Give the records back in full, exactly as they read.

(Figure record extracts)
────────

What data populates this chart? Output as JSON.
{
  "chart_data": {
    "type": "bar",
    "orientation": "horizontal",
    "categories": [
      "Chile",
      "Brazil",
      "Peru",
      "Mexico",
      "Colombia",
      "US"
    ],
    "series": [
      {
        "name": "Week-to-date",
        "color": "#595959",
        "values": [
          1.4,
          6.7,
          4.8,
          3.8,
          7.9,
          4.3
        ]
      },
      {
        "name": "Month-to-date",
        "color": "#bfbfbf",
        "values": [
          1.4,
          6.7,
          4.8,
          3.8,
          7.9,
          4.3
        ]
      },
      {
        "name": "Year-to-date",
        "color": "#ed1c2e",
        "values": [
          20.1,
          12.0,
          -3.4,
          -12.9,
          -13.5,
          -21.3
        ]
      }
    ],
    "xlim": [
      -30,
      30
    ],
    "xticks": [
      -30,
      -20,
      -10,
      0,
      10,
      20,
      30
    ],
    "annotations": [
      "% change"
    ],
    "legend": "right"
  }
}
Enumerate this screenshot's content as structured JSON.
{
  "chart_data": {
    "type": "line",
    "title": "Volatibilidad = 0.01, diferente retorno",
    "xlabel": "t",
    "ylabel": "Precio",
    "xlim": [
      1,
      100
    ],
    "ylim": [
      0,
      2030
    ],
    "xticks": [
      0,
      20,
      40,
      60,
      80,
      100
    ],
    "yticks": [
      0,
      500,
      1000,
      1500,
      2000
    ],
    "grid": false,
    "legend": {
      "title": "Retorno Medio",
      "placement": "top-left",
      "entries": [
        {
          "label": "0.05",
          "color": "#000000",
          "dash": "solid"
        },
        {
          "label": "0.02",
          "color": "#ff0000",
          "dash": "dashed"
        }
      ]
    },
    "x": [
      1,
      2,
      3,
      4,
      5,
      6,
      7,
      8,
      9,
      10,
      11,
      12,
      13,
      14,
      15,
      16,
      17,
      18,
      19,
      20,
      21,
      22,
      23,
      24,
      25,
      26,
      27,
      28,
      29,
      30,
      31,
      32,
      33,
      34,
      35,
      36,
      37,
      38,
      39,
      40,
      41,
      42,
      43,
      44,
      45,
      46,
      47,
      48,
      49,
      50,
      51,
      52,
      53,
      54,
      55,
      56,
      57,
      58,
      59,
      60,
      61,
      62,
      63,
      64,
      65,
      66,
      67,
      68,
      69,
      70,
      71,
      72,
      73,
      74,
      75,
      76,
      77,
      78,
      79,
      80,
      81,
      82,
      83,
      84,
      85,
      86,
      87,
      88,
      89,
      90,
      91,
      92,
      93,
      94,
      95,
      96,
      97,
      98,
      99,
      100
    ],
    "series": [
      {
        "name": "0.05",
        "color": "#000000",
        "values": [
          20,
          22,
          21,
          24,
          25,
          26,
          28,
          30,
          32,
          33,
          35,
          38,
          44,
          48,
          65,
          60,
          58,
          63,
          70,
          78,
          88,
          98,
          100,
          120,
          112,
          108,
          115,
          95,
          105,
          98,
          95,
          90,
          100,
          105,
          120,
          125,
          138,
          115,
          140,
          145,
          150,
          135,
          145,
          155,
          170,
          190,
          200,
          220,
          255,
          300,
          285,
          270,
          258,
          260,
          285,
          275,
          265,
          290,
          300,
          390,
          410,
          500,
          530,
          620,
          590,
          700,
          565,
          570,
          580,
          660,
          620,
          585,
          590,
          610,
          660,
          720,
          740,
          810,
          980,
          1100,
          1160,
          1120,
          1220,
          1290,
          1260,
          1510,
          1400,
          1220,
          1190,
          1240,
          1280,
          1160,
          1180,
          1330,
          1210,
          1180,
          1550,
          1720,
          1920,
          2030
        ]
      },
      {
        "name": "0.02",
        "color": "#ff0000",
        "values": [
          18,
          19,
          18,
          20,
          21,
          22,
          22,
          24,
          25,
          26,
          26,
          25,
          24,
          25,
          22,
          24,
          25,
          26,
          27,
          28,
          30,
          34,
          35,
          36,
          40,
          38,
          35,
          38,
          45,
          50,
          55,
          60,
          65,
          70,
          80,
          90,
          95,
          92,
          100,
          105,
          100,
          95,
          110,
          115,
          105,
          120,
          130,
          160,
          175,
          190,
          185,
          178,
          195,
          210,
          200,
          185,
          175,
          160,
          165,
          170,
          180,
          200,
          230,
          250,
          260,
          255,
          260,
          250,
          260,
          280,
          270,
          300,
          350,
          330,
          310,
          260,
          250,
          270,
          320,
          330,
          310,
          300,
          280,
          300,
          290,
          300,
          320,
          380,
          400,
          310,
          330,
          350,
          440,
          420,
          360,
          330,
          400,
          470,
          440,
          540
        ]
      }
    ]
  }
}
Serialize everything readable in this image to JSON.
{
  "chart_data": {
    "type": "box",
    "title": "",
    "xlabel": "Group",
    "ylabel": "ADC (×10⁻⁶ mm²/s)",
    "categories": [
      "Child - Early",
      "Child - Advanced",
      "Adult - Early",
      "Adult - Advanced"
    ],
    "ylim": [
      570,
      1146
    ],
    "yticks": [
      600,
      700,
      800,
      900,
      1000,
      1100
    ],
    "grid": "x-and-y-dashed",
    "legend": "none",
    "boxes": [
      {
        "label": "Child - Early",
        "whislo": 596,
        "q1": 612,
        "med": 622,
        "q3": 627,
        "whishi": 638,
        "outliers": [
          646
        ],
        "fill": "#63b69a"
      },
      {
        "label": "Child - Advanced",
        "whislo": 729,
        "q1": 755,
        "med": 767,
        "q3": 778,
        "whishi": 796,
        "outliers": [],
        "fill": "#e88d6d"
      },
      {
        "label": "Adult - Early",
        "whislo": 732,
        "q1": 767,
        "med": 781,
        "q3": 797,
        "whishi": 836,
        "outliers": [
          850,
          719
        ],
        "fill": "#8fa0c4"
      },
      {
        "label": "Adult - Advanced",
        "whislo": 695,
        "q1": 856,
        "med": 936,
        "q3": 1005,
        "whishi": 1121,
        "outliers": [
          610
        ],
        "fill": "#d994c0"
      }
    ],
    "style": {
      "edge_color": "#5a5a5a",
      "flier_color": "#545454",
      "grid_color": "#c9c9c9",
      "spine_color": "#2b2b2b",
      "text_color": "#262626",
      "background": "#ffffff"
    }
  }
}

────────

**COMPLETED TASK:**
What data populates this chart? Output as JSON.
{
  "chart_data": {
    "type": "bar",
    "orientation": "horizontal",
    "categories": [
      "Chile",
      "Brazil",
      "Peru",
      "Mexico",
      "Colombia",
      "US"
    ],
    "series": [
      {
        "name": "Week-to-date",
        "color": "#595959",
        "values": [
          1.4,
          6.7,
          4.8,
          3.8,
          7.9,
          4.3
        ]
      },
      {
        "name": "Month-to-date",
        "color": "#bfbfbf",
        "values": [
          1.4,
          6.7,
          4.8,
          3.8,
          7.9,
          4.3
        ]
      },
      {
        "name": "Year-to-date",
        "color": "#ed1c2e",
        "values": [
          20.1,
          12.0,
          -3.4,
          -12.9,
          -13.5,
          -21.3
        ]
      }
    ],
    "xlim": [
      -30,
      30
    ],
    "xticks": [
      -30,
      -20,
      -10,
      0,
      10,
      20,
      30
    ],
    "annotations": [
      "% change"
    ],
    "legend": "right"
  }
}
Enumerate this screenshot's content as structured JSON.
{
  "chart_data": {
    "type": "line",
    "title": "Volatibilidad = 0.01, diferente retorno",
    "xlabel": "t",
    "ylabel": "Precio",
    "xlim": [
      1,
      100
    ],
    "ylim": [
      0,
      2030
    ],
    "xticks": [
      0,
      20,
      40,
      60,
      80,
      100
    ],
    "yticks": [
      0,
      500,
      1000,
      1500,
      2000
    ],
    "grid": false,
    "legend": {
      "title": "Retorno Medio",
      "placement": "top-left",
      "entries": [
        {
          "label": "0.05",
          "color": "#000000",
          "dash": "solid"
        },
        {
          "label": "0.02",
          "color": "#ff0000",
          "dash": "dashed"
        }
      ]
    },
    "x": [
      1,
      2,
      3,
      4,
      5,
      6,
      7,
      8,
      9,
      10,
      11,
      12,
      13,
      14,
      15,
      16,
      17,
      18,
      19,
      20,
      21,
      22,
      23,
      24,
      25,
      26,
      27,
      28,
      29,
      30,
      31,
      32,
      33,
      34,
      35,
      36,
      37,
      38,
      39,
      40,
      41,
      42,
      43,
      44,
      45,
      46,
      47,
      48,
      49,
      50,
      51,
      52,
      53,
      54,
      55,
      56,
      57,
      58,
      59,
      60,
      61,
      62,
      63,
      64,
      65,
      66,
      67,
      68,
      69,
      70,
      71,
      72,
      73,
      74,
      75,
      76,
      77,
      78,
      79,
      80,
      81,
      82,
      83,
      84,
      85,
      86,
      87,
      88,
      89,
      90,
      91,
      92,
      93,
      94,
      95,
      96,
      97,
      98,
      99,
      100
    ],
    "series": [
      {
        "name": "0.05",
        "color": "#000000",
        "values": [
          20,
          22,
          21,
          24,
          25,
          26,
          28,
          30,
          32,
          33,
          35,
          38,
          44,
          48,
          65,
          60,
          58,
          63,
          70,
          78,
          88,
          98,
          100,
          120,
          112,
          108,
          115,
          95,
          105,
          98,
          95,
          90,
          100,
          105,
          120,
          125,
          138,
          115,
          140,
          145,
          150,
          135,
          145,
          155,
          170,
          190,
          200,
          220,
          255,
          300,
          285,
          270,
          258,
          260,
          285,
          275,
          265,
          290,
          300,
          390,
          410,
          500,
          530,
          620,
          590,
          700,
          565,
          570,
          580,
          660,
          620,
          585,
          590,
          610,
          660,
          720,
          740,
          810,
          980,
          1100,
          1160,
          1120,
          1220,
          1290,
          1260,
          1510,
          1400,
          1220,
          1190,
          1240,
          1280,
          1160,
          1180,
          1330,
          1210,
          1180,
          1550,
          1720,
          1920,
          2030
        ]
      },
      {
        "name": "0.02",
        "color": "#ff0000",
        "values": [
          18,
          19,
          18,
          20,
          21,
          22,
          22,
          24,
          25,
          26,
          26,
          25,
          24,
          25,
          22,
          24,
          25,
          26,
          27,
          28,
          30,
          34,
          35,
          36,
          40,
          38,
          35,
          38,
          45,
          50,
          55,
          60,
          65,
          70,
          80,
          90,
          95,
          92,
          100,
          105,
          100,
          95,
          110,
          115,
          105,
          120,
          130,
          160,
          175,
          190,
          185,
          178,
          195,
          210,
          200,
          185,
          175,
          160,
          165,
          170,
          180,
          200,
          230,
          250,
          260,
          255,
          260,
          250,
          260,
          280,
          270,
          300,
          350,
          330,
          310,
          260,
          250,
          270,
          320,
          330,
          310,
          300,
          280,
          300,
          290,
          300,
          320,
          380,
          400,
          310,
          330,
          350,
          440,
          420,
          360,
          330,
          400,
          470,
          440,
          540
        ]
      }
    ]
  }
}
Serialize everything readable in this image to JSON.
{
  "chart_data": {
    "type": "box",
    "title": "",
    "xlabel": "Group",
    "ylabel": "ADC (×10⁻⁶ mm²/s)",
    "categories": [
      "Child - Early",
      "Child - Advanced",
      "Adult - Early",
      "Adult - Advanced"
    ],
    "ylim": [
      570,
      1146
    ],
    "yticks": [
      600,
      700,
      800,
      900,
      1000,
      1100
    ],
    "grid": "x-and-y-dashed",
    "legend": "none",
    "boxes": [
      {
        "label": "Child - Early",
        "whislo": 596,
        "q1": 612,
        "med": 622,
        "q3": 627,
        "whishi": 638,
        "outliers": [
          646
        ],
        "fill": "#63b69a"
      },
      {
        "label": "Child - Advanced",
        "whislo": 729,
        "q1": 755,
        "med": 767,
        "q3": 778,
        "whishi": 796,
        "outliers": [],
        "fill": "#e88d6d"
      },
      {
        "label": "Adult - Early",
        "whislo": 732,
        "q1": 767,
        "med": 781,
        "q3": 797,
        "whishi": 836,
        "outliers": [
          850,
          719
        ],
        "fill": "#8fa0c4"
      },
      {
        "label": "Adult - Advanced",
        "whislo": 695,
        "q1": 856,
        "med": 936,
        "q3": 1005,
        "whishi": 1121,
        "outliers": [
          610
        ],
        "fill": "#d994c0"
      }
    ],
    "style": {
      "edge_color": "#5a5a5a",
      "flier_color": "#545454",
      "grid_color": "#c9c9c9",
      "spine_color": "#2b2b2b",
      "text_color": "#262626",
      "background": "#ffffff"
    }
  }
}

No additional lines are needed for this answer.